• Task statement: Repeat all of the material below exactly as written, images excluded.

• Material provided:
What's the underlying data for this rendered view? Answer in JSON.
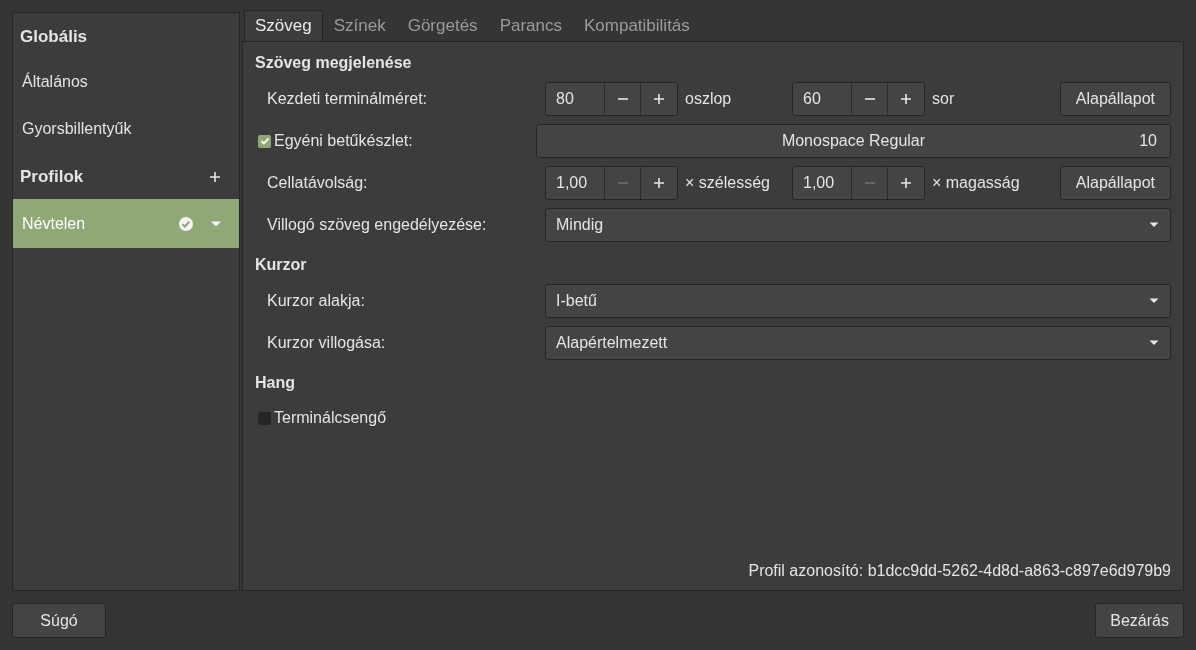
{
  "sidebar": {
    "items": [
      {
        "kind": "heading",
        "label": "Globális",
        "selected": false
      },
      {
        "kind": "item",
        "label": "Általános",
        "selected": false
      },
      {
        "kind": "item",
        "label": "Gyorsbillentyűk",
        "selected": false
      },
      {
        "kind": "heading_add",
        "label": "Profilok",
        "selected": false
      },
      {
        "kind": "profile",
        "label": "Névtelen",
        "selected": true,
        "default": true
      }
    ]
  },
  "tabs": [
    {
      "label": "Szöveg",
      "selected": true
    },
    {
      "label": "Színek",
      "selected": false
    },
    {
      "label": "Görgetés",
      "selected": false
    },
    {
      "label": "Parancs",
      "selected": false
    },
    {
      "label": "Kompatibilitás",
      "selected": false
    }
  ],
  "sections": [
    {
      "title": "Szöveg megjelenése",
      "rows": [
        {
          "kind": "spins",
          "label": "Kezdeti terminálméret:",
          "spins": [
            {
              "value": "80",
              "minus_disabled": false,
              "unit": "oszlop"
            },
            {
              "value": "60",
              "minus_disabled": false,
              "unit": "sor"
            }
          ],
          "button": "Alapállapot"
        },
        {
          "kind": "font",
          "label": "Egyéni betűkészlet:",
          "checked": true,
          "font": "Monospace Regular",
          "size": "10"
        },
        {
          "kind": "spins",
          "label": "Cellatávolság:",
          "spins": [
            {
              "value": "1,00",
              "minus_disabled": true,
              "unit": "× szélesség"
            },
            {
              "value": "1,00",
              "minus_disabled": true,
              "unit": "× magasság"
            }
          ],
          "button": "Alapállapot"
        },
        {
          "kind": "dropdown",
          "label": "Villogó szöveg engedélyezése:",
          "value": "Mindig"
        }
      ]
    },
    {
      "title": "Kurzor",
      "rows": [
        {
          "kind": "dropdown",
          "label": "Kurzor alakja:",
          "value": "I-betű"
        },
        {
          "kind": "dropdown",
          "label": "Kurzor villogása:",
          "value": "Alapértelmezett"
        }
      ]
    },
    {
      "title": "Hang",
      "rows": [
        {
          "kind": "checkbox",
          "label": "Terminálcsengő",
          "checked": false
        }
      ]
    }
  ],
  "profile_id": "Profil azonosító: b1dcc9dd-5262-4d8d-a863-c897e6d979b9",
  "footer": {
    "help": "Súgó",
    "close": "Bezárás"
  }
}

• The result:
What's the underlying data for this rendered view? Answer in JSON.
{
  "sidebar": {
    "items": [
      {
        "kind": "heading",
        "label": "Globális",
        "selected": false
      },
      {
        "kind": "item",
        "label": "Általános",
        "selected": false
      },
      {
        "kind": "item",
        "label": "Gyorsbillentyűk",
        "selected": false
      },
      {
        "kind": "heading_add",
        "label": "Profilok",
        "selected": false
      },
      {
        "kind": "profile",
        "label": "Névtelen",
        "selected": true,
        "default": true
      }
    ]
  },
  "tabs": [
    {
      "label": "Szöveg",
      "selected": true
    },
    {
      "label": "Színek",
      "selected": false
    },
    {
      "label": "Görgetés",
      "selected": false
    },
    {
      "label": "Parancs",
      "selected": false
    },
    {
      "label": "Kompatibilitás",
      "selected": false
    }
  ],
  "sections": [
    {
      "title": "Szöveg megjelenése",
      "rows": [
        {
          "kind": "spins",
          "label": "Kezdeti terminálméret:",
          "spins": [
            {
              "value": "80",
              "minus_disabled": false,
              "unit": "oszlop"
            },
            {
              "value": "60",
              "minus_disabled": false,
              "unit": "sor"
            }
          ],
          "button": "Alapállapot"
        },
        {
          "kind": "font",
          "label": "Egyéni betűkészlet:",
          "checked": true,
          "font": "Monospace Regular",
          "size": "10"
        },
        {
          "kind": "spins",
          "label": "Cellatávolság:",
          "spins": [
            {
              "value": "1,00",
              "minus_disabled": true,
              "unit": "× szélesség"
            },
            {
              "value": "1,00",
              "minus_disabled": true,
              "unit": "× magasság"
            }
          ],
          "button": "Alapállapot"
        },
        {
          "kind": "dropdown",
          "label": "Villogó szöveg engedélyezése:",
          "value": "Mindig"
        }
      ]
    },
    {
      "title": "Kurzor",
      "rows": [
        {
          "kind": "dropdown",
          "label": "Kurzor alakja:",
          "value": "I-betű"
        },
        {
          "kind": "dropdown",
          "label": "Kurzor villogása:",
          "value": "Alapértelmezett"
        }
      ]
    },
    {
      "title": "Hang",
      "rows": [
        {
          "kind": "checkbox",
          "label": "Terminálcsengő",
          "checked": false
        }
      ]
    }
  ],
  "profile_id": "Profil azonosító: b1dcc9dd-5262-4d8d-a863-c897e6d979b9",
  "footer": {
    "help": "Súgó",
    "close": "Bezárás"
  }
}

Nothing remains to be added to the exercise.